:: Request ::
Identify and reproduce every line holding the string "best".

:: Provided information ::
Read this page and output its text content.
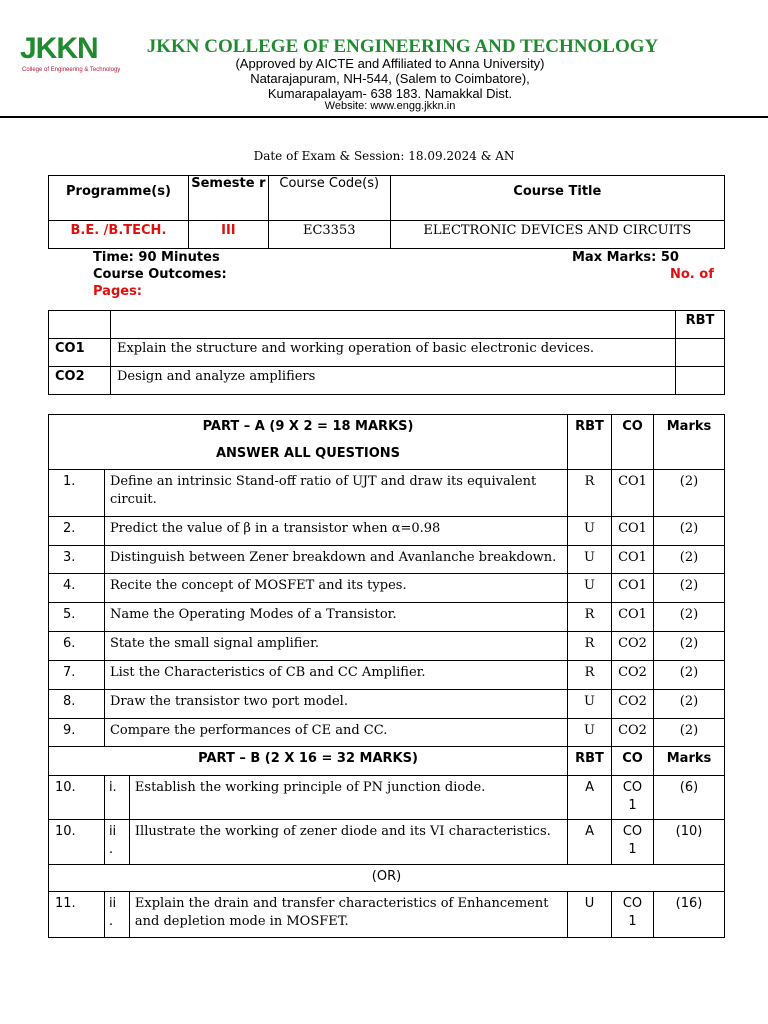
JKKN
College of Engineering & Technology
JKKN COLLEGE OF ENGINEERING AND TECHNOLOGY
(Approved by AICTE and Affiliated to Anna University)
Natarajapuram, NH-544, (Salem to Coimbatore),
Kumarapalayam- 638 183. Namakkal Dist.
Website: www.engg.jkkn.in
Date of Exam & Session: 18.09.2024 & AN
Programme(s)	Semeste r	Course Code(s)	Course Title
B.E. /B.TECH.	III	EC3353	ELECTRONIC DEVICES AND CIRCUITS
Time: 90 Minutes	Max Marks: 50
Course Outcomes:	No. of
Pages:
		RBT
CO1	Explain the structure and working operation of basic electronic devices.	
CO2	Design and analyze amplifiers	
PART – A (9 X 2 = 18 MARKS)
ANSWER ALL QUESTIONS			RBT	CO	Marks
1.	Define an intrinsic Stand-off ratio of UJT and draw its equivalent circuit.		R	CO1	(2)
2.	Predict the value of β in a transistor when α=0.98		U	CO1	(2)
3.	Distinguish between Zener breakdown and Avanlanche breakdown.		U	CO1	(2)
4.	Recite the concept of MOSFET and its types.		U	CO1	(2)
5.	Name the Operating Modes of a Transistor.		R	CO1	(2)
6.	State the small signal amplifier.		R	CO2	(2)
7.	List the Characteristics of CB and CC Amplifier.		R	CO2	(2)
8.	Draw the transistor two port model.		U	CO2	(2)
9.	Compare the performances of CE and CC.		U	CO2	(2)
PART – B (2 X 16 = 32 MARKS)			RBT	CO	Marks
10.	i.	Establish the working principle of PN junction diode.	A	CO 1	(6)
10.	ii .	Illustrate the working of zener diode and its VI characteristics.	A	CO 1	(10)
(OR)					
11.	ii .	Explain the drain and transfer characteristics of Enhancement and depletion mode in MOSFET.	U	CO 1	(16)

--

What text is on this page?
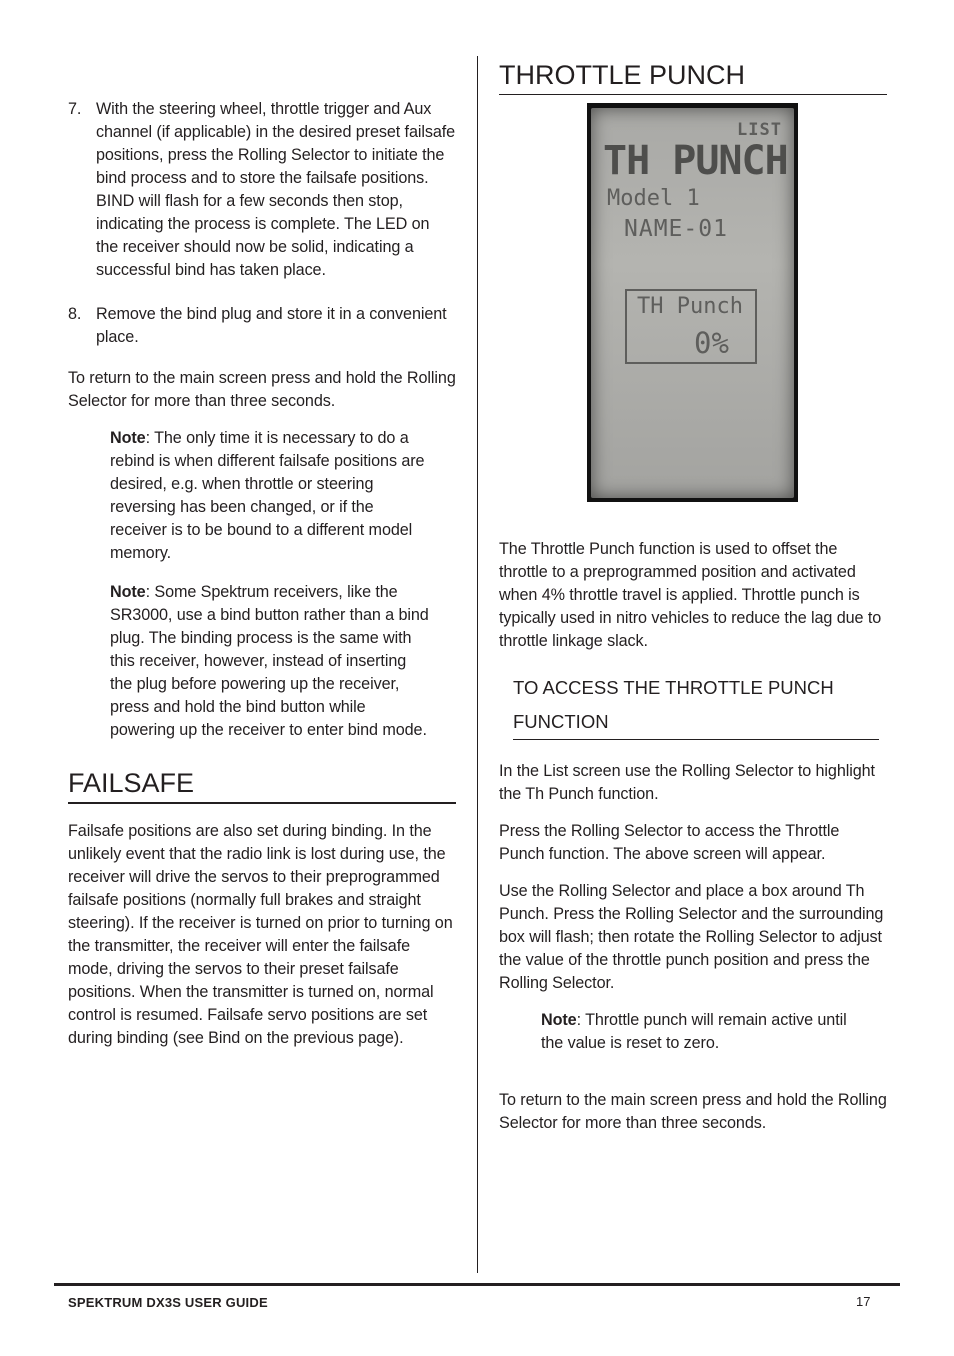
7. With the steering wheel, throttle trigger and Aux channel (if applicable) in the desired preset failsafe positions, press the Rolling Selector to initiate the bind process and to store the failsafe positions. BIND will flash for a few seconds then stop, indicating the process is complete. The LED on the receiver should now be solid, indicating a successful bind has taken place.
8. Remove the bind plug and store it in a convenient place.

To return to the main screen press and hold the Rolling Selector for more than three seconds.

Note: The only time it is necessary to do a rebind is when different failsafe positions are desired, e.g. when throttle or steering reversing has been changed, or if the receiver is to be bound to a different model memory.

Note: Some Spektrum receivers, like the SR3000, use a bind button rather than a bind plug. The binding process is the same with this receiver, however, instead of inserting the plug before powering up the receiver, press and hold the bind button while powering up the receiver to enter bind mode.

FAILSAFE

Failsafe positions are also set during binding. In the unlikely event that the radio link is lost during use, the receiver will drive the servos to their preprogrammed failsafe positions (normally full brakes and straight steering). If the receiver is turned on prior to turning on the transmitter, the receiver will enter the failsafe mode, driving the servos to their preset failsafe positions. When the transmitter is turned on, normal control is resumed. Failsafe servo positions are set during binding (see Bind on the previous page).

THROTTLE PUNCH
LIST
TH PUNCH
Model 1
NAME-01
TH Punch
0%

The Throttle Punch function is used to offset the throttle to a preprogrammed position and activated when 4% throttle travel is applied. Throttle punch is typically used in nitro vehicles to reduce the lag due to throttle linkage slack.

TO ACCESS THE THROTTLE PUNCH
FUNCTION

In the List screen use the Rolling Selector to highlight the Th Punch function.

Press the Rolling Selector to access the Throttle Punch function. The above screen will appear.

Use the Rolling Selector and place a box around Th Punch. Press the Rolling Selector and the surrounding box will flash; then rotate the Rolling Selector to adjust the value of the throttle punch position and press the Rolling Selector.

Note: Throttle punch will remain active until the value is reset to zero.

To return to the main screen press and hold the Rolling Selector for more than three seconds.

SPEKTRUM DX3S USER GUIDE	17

--

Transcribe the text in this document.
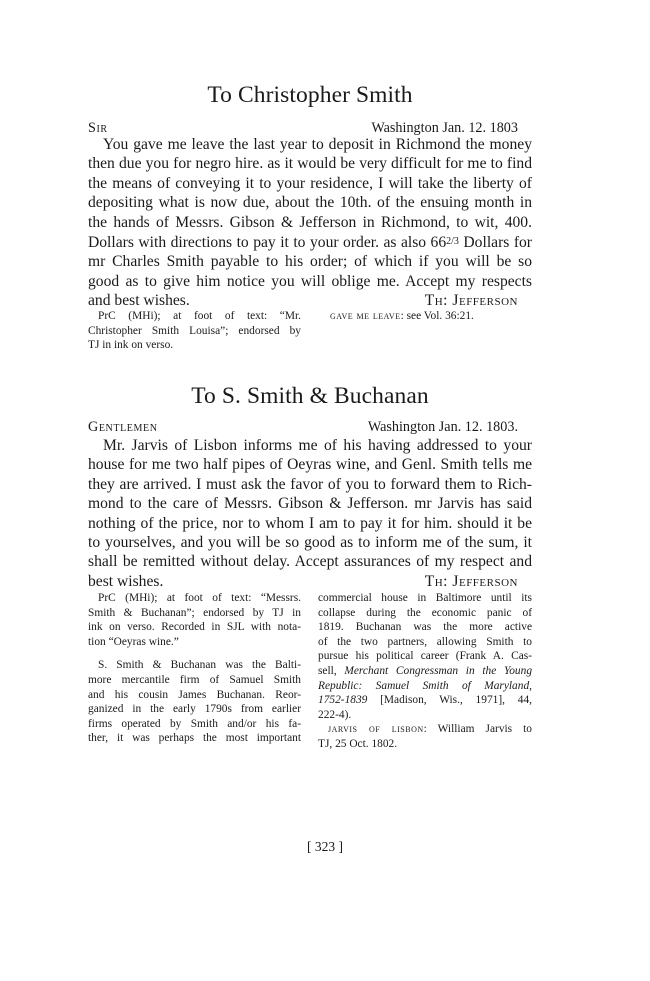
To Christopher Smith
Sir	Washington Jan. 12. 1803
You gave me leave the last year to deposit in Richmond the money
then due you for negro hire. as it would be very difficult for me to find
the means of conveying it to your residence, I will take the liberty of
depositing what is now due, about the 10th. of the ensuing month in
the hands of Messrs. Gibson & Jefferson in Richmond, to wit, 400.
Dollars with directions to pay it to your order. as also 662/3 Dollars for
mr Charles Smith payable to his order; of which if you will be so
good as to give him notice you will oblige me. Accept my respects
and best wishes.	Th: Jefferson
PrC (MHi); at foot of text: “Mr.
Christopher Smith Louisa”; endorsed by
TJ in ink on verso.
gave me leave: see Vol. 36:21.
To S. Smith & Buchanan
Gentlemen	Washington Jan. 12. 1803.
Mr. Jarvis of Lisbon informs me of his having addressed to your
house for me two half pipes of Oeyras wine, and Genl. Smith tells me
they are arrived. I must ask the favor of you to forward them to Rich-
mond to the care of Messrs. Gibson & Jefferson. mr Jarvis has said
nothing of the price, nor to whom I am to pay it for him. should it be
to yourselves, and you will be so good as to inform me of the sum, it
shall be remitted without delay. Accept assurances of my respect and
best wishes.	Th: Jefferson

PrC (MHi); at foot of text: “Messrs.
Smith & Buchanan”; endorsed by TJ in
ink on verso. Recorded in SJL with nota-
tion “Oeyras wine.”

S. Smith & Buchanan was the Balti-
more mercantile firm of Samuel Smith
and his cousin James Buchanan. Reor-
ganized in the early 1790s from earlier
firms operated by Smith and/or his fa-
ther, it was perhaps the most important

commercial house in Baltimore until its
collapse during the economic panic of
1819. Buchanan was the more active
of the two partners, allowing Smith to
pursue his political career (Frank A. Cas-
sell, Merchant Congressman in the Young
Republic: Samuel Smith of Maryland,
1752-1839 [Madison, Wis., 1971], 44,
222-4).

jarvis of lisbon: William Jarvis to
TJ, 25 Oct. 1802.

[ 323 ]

:: Exercise solution ::
and best wishes.	Th: Jefferson
best wishes.	Th: Jefferson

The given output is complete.